REQUIREMENTS ->
Each entry needs to be restated exactly as written.

SUPPLIED MATERIAL ->
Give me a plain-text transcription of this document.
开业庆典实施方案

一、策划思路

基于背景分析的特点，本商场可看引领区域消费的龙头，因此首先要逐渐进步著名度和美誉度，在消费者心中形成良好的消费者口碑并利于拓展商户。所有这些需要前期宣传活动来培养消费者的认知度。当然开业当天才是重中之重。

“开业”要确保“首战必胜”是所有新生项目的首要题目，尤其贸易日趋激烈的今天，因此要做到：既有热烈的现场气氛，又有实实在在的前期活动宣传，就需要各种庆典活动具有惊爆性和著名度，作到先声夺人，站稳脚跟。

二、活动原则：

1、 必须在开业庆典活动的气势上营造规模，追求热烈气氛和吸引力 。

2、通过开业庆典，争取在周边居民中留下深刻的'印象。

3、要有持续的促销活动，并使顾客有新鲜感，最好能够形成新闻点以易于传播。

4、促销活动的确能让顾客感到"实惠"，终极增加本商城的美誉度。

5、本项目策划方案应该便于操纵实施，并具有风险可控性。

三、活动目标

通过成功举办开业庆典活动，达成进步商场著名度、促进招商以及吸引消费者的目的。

RESULT FOR THIS EXERCISE ->
Give me a plain-text transcription of this document.
开业庆典实施方案

一、策划思路

基于背景分析的特点，本商场可看引领区域消费的龙头，因此首先要逐渐进步著名度和美誉度，在消费者心中形成良好的消费者口碑并利于拓展商户。所有这些需要前期宣传活动来培养消费者的认知度。当然开业当天才是重中之重。

“开业”要确保“首战必胜”是所有新生项目的首要题目，尤其贸易日趋激烈的今天，因此要做到：既有热烈的现场气氛，又有实实在在的前期活动宣传，就需要各种庆典活动具有惊爆性和著名度，作到先声夺人，站稳脚跟。

二、活动原则：

1、 必须在开业庆典活动的气势上营造规模，追求热烈气氛和吸引力 。

2、通过开业庆典，争取在周边居民中留下深刻的'印象。

3、要有持续的促销活动，并使顾客有新鲜感，最好能够形成新闻点以易于传播。

4、促销活动的确能让顾客感到"实惠"，终极增加本商城的美誉度。

5、本项目策划方案应该便于操纵实施，并具有风险可控性。

三、活动目标

通过成功举办开业庆典活动，达成进步商场著名度、促进招商以及吸引消费者的目的。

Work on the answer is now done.